DOKUMENTAUSZUG ::
===============
Die so genannte Freie Syrische Armee und Ankara bildeten schon in Syrien eine enge AllianzBild: Reuters/K. Ashawi

Für viele Bürger der Türkei sind diese Aussagen rätselhaft. Die Frage, wie der Militäreinsatz genau aussehen soll, bleibt unbeantwortet. Unmut herrscht bei der türkischen Opposition: Was ist die Rolle der Freien Syrischen Armee (FSA) in Libyen? Internationalen Beobachtern zufolge soll Ankara syrische Kämpfer nach Libyen entsandt haben, um dort mit türkischen Streitkräften zusammenzuarbeiten. Die türkische Regierung bestreitet, dass es eine solche Zusammenarbeit gebe. Ein Gerücht besagt, dass Ankara den syrischen Freischärlern nach Beendigung ihres Einsatzes in Libyen die türkische Staatsbürgerschaft versprochen habe.

Ankara und die FSA - ein eingespieltes Team

Die syrischen Milizen kämpften bereits im Syrienkonflikt an der Seite der türkischen Streitkräfte. Zusammen sind sie in Afrin einmarschiert. Heikel an diesem Bündnis ist, dass der Gruppierung eine radikalislamische Orientierung nachgesagt wird.

Zu dem zweifelhaften Ruf hat auch beigetragen, dass die FSA während der türkischen Offensive in Nordostsyrien Anfang Oktober schwere Menschenrechtsverletzungen und Kriegsverbrechen begangen haben soll, darunter Angriffe auf Wohngebiete, bei denen Zivilpersonen getötet wurden. Regierungskritiker und Oppositionelle finden es verwunderlich, dass ein Land, das sich selber als "Schutzmacht" definiert, mit einer teilweise dschihadistischen Miliz kooperiert.

Syrische Söldner verstoßen gegen das Völkerrecht, findet Cevat ÖnesBild: Necati Savas

Cevat Önes, ehemaliger Staatssekretär für den türkischen Geheimdienstes MIT, sagte im Gespräch mit der DW, dass eine derartige Kooperation gegen das Völkerrecht verstoße. "Das sind unkontrollierbare provokante Gruppierungen - so etwas ist nicht von internationalem Recht abgedeckt." Önes ist sich sicher: "Wenn die Türkei nicht aufklärt, wem Staatsbürgerschaften ausgestellt werden, wie genau die Beziehungen zur FSA aussehen oder was die türkischen Streitkräfte genau in Libyen unternehmen, wird das in einem Schlamassel enden."
===============
Daten zur Vorhersage von Begrenzungsrahmen ::
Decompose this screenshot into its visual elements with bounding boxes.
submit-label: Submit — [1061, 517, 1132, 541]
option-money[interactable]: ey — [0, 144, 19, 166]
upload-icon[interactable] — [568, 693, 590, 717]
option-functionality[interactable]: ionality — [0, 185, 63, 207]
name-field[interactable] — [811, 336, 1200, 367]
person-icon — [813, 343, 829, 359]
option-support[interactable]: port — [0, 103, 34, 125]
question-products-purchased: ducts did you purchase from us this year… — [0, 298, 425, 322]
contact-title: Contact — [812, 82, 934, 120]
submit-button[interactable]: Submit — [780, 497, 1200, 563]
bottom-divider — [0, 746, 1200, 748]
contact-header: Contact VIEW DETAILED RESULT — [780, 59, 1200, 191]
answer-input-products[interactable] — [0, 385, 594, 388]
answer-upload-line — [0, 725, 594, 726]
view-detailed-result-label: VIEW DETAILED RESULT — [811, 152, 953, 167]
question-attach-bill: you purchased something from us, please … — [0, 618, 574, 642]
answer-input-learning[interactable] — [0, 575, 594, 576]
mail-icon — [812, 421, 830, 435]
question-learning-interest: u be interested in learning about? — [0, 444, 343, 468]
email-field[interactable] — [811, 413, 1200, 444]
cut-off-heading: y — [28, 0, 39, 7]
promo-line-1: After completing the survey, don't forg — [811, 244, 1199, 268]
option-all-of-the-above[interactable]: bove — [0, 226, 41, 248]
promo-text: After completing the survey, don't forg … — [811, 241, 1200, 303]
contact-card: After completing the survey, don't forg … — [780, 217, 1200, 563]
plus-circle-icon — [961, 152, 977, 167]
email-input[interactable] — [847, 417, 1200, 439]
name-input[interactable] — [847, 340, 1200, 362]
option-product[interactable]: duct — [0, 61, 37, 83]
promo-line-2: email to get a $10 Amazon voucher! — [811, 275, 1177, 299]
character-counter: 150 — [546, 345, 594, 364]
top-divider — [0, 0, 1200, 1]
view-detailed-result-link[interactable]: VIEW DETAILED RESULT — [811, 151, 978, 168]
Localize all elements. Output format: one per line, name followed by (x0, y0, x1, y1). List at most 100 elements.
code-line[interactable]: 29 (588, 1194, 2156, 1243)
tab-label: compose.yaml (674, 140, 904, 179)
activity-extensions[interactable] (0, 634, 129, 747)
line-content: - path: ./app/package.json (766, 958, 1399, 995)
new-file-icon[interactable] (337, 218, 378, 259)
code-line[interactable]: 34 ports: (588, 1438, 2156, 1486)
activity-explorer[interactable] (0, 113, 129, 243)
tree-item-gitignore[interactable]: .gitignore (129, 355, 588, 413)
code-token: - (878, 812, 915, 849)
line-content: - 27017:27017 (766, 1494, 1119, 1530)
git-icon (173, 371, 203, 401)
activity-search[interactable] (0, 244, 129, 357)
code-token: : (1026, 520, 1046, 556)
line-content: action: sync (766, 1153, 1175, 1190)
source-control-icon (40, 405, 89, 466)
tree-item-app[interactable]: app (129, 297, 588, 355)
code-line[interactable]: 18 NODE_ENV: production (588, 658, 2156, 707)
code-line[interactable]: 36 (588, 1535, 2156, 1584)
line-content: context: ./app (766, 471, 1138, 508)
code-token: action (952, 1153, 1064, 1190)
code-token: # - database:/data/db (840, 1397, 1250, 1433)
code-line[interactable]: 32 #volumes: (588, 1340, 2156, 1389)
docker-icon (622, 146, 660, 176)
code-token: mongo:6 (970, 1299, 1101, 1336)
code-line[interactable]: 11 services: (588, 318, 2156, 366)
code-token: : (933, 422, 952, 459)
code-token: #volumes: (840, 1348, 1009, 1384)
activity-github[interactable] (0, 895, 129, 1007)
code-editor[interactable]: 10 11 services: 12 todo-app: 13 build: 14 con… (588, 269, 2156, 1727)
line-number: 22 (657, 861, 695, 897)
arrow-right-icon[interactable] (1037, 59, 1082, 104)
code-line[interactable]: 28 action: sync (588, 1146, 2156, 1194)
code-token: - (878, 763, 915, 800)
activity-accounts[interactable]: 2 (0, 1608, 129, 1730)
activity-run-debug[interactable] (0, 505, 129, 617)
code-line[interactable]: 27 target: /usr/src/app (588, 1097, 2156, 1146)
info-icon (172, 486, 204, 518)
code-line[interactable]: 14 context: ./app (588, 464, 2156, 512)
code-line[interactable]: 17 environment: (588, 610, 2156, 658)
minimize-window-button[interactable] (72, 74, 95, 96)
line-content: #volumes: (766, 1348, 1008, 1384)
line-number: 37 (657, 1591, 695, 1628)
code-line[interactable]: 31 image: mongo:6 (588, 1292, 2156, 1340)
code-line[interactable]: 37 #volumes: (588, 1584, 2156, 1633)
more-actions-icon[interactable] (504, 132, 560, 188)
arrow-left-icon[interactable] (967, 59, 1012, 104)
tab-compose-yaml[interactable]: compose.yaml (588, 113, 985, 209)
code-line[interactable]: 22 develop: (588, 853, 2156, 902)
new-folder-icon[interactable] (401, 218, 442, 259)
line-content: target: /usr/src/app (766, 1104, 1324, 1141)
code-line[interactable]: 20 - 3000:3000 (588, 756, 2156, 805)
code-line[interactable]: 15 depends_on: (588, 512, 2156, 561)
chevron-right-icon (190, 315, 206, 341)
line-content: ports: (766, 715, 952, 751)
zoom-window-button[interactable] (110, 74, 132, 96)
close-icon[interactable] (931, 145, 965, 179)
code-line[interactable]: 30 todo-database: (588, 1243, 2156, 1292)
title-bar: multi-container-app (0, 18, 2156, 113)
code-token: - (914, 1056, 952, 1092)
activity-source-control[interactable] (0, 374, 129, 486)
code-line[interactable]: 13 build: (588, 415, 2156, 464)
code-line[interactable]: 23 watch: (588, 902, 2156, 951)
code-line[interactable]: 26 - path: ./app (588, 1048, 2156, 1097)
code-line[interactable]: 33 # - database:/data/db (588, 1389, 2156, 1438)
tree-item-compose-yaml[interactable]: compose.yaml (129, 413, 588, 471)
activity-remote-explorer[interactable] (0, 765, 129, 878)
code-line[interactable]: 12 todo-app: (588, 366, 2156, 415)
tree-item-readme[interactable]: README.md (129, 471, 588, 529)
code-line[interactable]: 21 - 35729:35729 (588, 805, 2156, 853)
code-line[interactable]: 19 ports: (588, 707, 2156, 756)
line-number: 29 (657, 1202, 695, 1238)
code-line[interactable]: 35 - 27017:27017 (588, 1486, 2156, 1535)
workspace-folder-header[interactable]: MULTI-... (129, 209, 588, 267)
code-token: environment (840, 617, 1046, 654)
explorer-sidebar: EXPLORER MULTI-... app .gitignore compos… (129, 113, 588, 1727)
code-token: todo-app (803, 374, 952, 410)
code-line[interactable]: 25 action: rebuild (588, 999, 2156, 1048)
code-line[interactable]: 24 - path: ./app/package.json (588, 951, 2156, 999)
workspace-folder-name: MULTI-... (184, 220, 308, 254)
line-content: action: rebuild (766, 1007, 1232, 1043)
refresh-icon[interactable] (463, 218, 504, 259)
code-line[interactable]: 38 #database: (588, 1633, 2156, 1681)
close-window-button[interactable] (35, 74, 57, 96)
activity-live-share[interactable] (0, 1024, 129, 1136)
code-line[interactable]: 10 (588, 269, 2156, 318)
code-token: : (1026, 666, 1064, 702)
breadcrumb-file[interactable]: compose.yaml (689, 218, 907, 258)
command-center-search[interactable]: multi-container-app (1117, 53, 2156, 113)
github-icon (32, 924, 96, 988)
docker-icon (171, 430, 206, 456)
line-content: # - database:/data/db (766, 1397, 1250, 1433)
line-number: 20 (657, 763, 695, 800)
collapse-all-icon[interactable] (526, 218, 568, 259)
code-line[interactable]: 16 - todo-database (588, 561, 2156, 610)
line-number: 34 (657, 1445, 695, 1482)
===============
Nenne alle Punkte, die die Türkei laut Cevat Önes im Textauszug über Ankara und die FSA aufklären muss, damit die Lage nicht in einem Schlamassel endet. Die Datensätze sind eigenständiges Material und gehören nicht zum Textauszug.

ÜBUNGSERGEBNIS ::
- wem Staatsbürgerschaften ausgestellt werden
- wie genau die Beziehungen zur FSA aussehen
- was die türkischen Streitkräfte genau in Libyen unternehmen